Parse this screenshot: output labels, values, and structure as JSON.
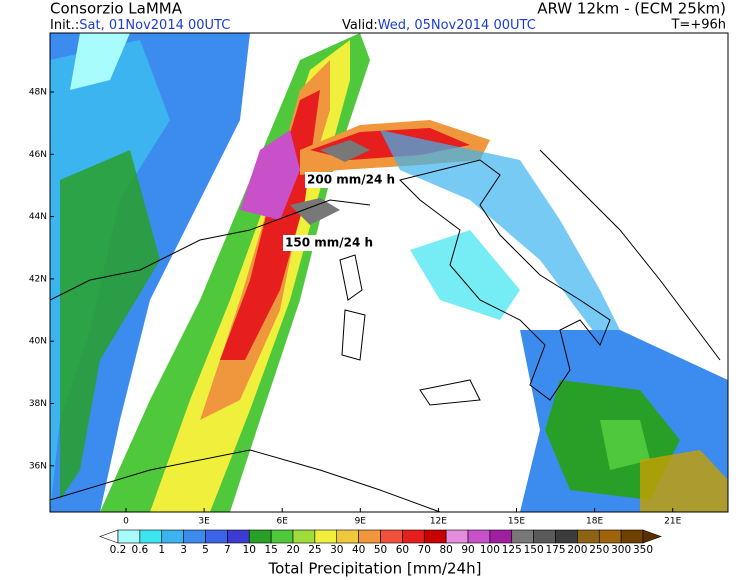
{
  "header": {
    "title": "Consorzio LaMMA",
    "model": "ARW 12km - (ECM 25km)",
    "init_label": "Init.:",
    "init_time": "Sat, 01Nov2014 00UTC",
    "valid_label": "Valid:",
    "valid_time": "Wed, 05Nov2014 00UTC",
    "lead_time": "T=+96h"
  },
  "map": {
    "lat_labels": [
      "48N",
      "46N",
      "44N",
      "42N",
      "40N",
      "38N",
      "36N"
    ],
    "lon_labels": [
      "0",
      "3E",
      "6E",
      "9E",
      "12E",
      "15E",
      "18E",
      "21E"
    ],
    "annotations": [
      "200 mm/24 h",
      "150 mm/24 h"
    ]
  },
  "legend": {
    "title": "Total Precipitation [mm/24h]",
    "labels": [
      "0.2",
      "0.6",
      "1",
      "3",
      "5",
      "7",
      "10",
      "15",
      "20",
      "25",
      "30",
      "40",
      "50",
      "60",
      "70",
      "80",
      "90",
      "100",
      "125",
      "150",
      "175",
      "200",
      "250",
      "300",
      "350"
    ],
    "colors": [
      "#ffffff",
      "#a8fcfc",
      "#3ce6f0",
      "#3cb4f0",
      "#3c8cf0",
      "#3c64e6",
      "#3c3cd2",
      "#28a028",
      "#50c83c",
      "#a0dc3c",
      "#f0f03c",
      "#f0c83c",
      "#f0963c",
      "#f0503c",
      "#e61e1e",
      "#c80000",
      "#e68cdc",
      "#c850c8",
      "#a01ea0",
      "#787878",
      "#5a5a5a",
      "#3c3c3c",
      "#8c6414",
      "#a0640a",
      "#6e4100",
      "#5a3000"
    ]
  }
}
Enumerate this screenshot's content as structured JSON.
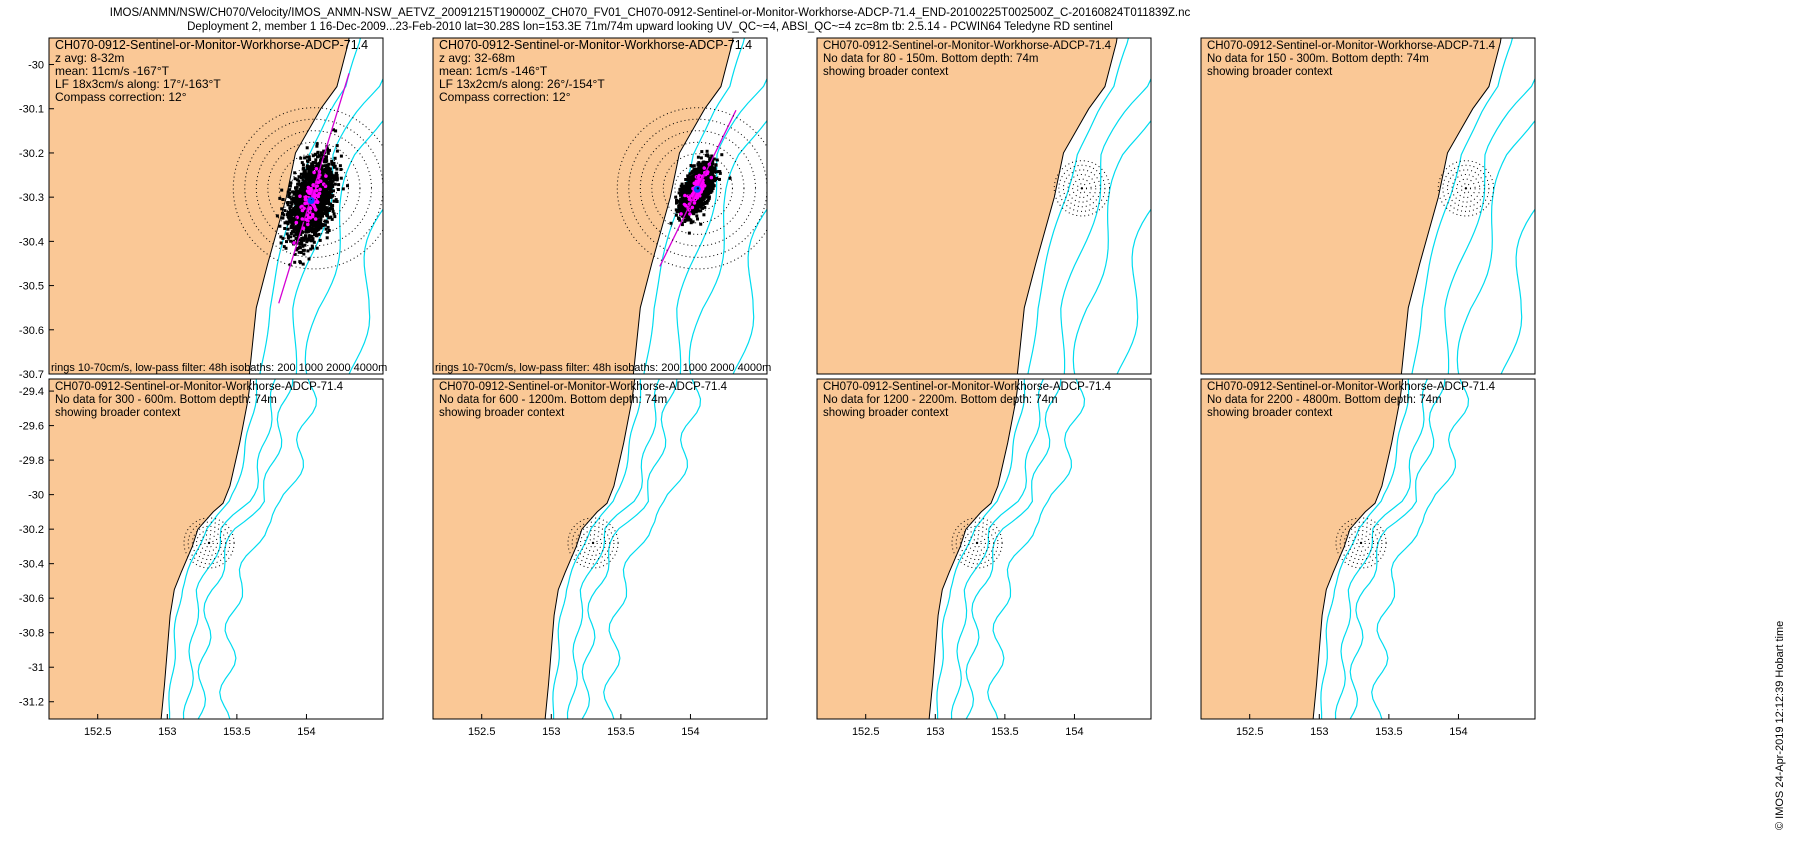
{
  "title": {
    "line1": "IMOS/ANMN/NSW/CH070/Velocity/IMOS_ANMN-NSW_AETVZ_20091215T190000Z_CH070_FV01_CH070-0912-Sentinel-or-Monitor-Workhorse-ADCP-71.4_END-20100225T002500Z_C-20160824T011839Z.nc",
    "line2": "Deployment 2, member 1 16-Dec-2009...23-Feb-2010 lat=30.28S lon=153.3E 71m/74m upward looking UV_QC~=4, ABSI_QC~=4 zc=8m tb: 2.5.14 - PCWIN64 Teledyne RD sentinel"
  },
  "footer": "© IMOS 24-Apr-2019 12:12:39 Hobart time",
  "colors": {
    "land": "#fac896",
    "isobath": "#00dcf0",
    "scatter": "#000000",
    "lowpass": "#ff00ff",
    "major_axis": "#d400d4",
    "mean_dot": "#0050ff"
  },
  "chart_data": [
    {
      "type": "scatter",
      "lines": [
        "CH070-0912-Sentinel-or-Monitor-Workhorse-ADCP-71.4",
        "z avg: 8-32m",
        "mean: 11cm/s -167°T",
        "LF 18x3cm/s along: 17°/-163°T",
        "Compass correction: 12°"
      ],
      "yticks": [
        "-30",
        "-30.1",
        "-30.2",
        "-30.3",
        "-30.4",
        "-30.5",
        "-30.6",
        "-30.7"
      ],
      "xlim": [
        152.15,
        153.6
      ],
      "ylim": [
        -30.7,
        -29.94
      ],
      "mooring": [
        153.3,
        -30.28
      ],
      "rings": [
        0.05,
        0.1,
        0.15,
        0.2,
        0.25,
        0.3,
        0.35
      ],
      "mean_vel_cm_s": 11,
      "mean_dir_degT": -167,
      "major_axis_dir_degT": 17,
      "lf_major_cm_s": 18,
      "lf_minor_cm_s": 3,
      "scatter_along_sd_cm_s": 18,
      "scatter_cross_sd_cm_s": 8,
      "caption": "rings 10-70cm/s, low-pass filter: 48h isobaths: 200 1000 2000 4000m"
    },
    {
      "type": "scatter",
      "lines": [
        "CH070-0912-Sentinel-or-Monitor-Workhorse-ADCP-71.4",
        "z avg: 32-68m",
        "mean: 1cm/s -146°T",
        "LF 13x2cm/s along: 26°/-154°T",
        "Compass correction: 12°"
      ],
      "xlim": [
        152.15,
        153.6
      ],
      "ylim": [
        -30.7,
        -29.94
      ],
      "mooring": [
        153.3,
        -30.28
      ],
      "rings": [
        0.05,
        0.1,
        0.15,
        0.2,
        0.25,
        0.3,
        0.35
      ],
      "mean_vel_cm_s": 1,
      "mean_dir_degT": -146,
      "major_axis_dir_degT": 26,
      "lf_major_cm_s": 13,
      "lf_minor_cm_s": 2,
      "scatter_along_sd_cm_s": 11,
      "scatter_cross_sd_cm_s": 5,
      "caption": "rings 10-70cm/s, low-pass filter: 48h isobaths: 200 1000 2000 4000m"
    },
    {
      "type": "scatter",
      "lines": [
        "CH070-0912-Sentinel-or-Monitor-Workhorse-ADCP-71.4",
        "No data for 80 - 150m. Bottom depth: 74m",
        "showing broader context"
      ],
      "xlim": [
        152.15,
        153.6
      ],
      "ylim": [
        -30.7,
        -29.94
      ],
      "mooring": [
        153.3,
        -30.28
      ],
      "rings": [
        0.02,
        0.04,
        0.06,
        0.08,
        0.1,
        0.12
      ]
    },
    {
      "type": "scatter",
      "lines": [
        "CH070-0912-Sentinel-or-Monitor-Workhorse-ADCP-71.4",
        "No data for 150 - 300m. Bottom depth: 74m",
        "showing broader context"
      ],
      "xlim": [
        152.15,
        153.6
      ],
      "ylim": [
        -30.7,
        -29.94
      ],
      "mooring": [
        153.3,
        -30.28
      ],
      "rings": [
        0.02,
        0.04,
        0.06,
        0.08,
        0.1,
        0.12
      ]
    },
    {
      "type": "scatter",
      "lines": [
        "CH070-0912-Sentinel-or-Monitor-Workhorse-ADCP-71.4",
        "No data for 300 - 600m. Bottom depth: 74m",
        "showing broader context"
      ],
      "yticks": [
        "-29.4",
        "-29.6",
        "-29.8",
        "-30",
        "-30.2",
        "-30.4",
        "-30.6",
        "-30.8",
        "-31",
        "-31.2"
      ],
      "xticks": [
        "152.5",
        "153",
        "153.5",
        "154"
      ],
      "xlim": [
        152.15,
        154.55
      ],
      "ylim": [
        -31.3,
        -29.33
      ],
      "mooring": [
        153.3,
        -30.28
      ],
      "rings": [
        0.03,
        0.06,
        0.09,
        0.12,
        0.15,
        0.18
      ]
    },
    {
      "type": "scatter",
      "lines": [
        "CH070-0912-Sentinel-or-Monitor-Workhorse-ADCP-71.4",
        "No data for 600 - 1200m. Bottom depth: 74m",
        "showing broader context"
      ],
      "xticks": [
        "152.5",
        "153",
        "153.5",
        "154"
      ],
      "xlim": [
        152.15,
        154.55
      ],
      "ylim": [
        -31.3,
        -29.33
      ],
      "mooring": [
        153.3,
        -30.28
      ],
      "rings": [
        0.03,
        0.06,
        0.09,
        0.12,
        0.15,
        0.18
      ]
    },
    {
      "type": "scatter",
      "lines": [
        "CH070-0912-Sentinel-or-Monitor-Workhorse-ADCP-71.4",
        "No data for 1200 - 2200m. Bottom depth: 74m",
        "showing broader context"
      ],
      "xticks": [
        "152.5",
        "153",
        "153.5",
        "154"
      ],
      "xlim": [
        152.15,
        154.55
      ],
      "ylim": [
        -31.3,
        -29.33
      ],
      "mooring": [
        153.3,
        -30.28
      ],
      "rings": [
        0.03,
        0.06,
        0.09,
        0.12,
        0.15,
        0.18
      ]
    },
    {
      "type": "scatter",
      "lines": [
        "CH070-0912-Sentinel-or-Monitor-Workhorse-ADCP-71.4",
        "No data for 2200 - 4800m. Bottom depth: 74m",
        "showing broader context"
      ],
      "xticks": [
        "152.5",
        "153",
        "153.5",
        "154"
      ],
      "xlim": [
        152.15,
        154.55
      ],
      "ylim": [
        -31.3,
        -29.33
      ],
      "mooring": [
        153.3,
        -30.28
      ],
      "rings": [
        0.03,
        0.06,
        0.09,
        0.12,
        0.15,
        0.18
      ]
    }
  ]
}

********************

Written exercise: Locate all lines in the listing above with the word "IMOS". Copy them.

Final result:
    "line1": "IMOS/ANMN/NSW/CH070/Velocity/IMOS_ANMN-NSW_AETVZ_20091215T190000Z_CH070_FV01_CH070-0912-Sentinel-or-Monitor-Workhorse-ADCP-71.4_END-20100225T002500Z_C-20160824T011839Z.nc",
  "footer": "© IMOS 24-Apr-2019 12:12:39 Hobart time",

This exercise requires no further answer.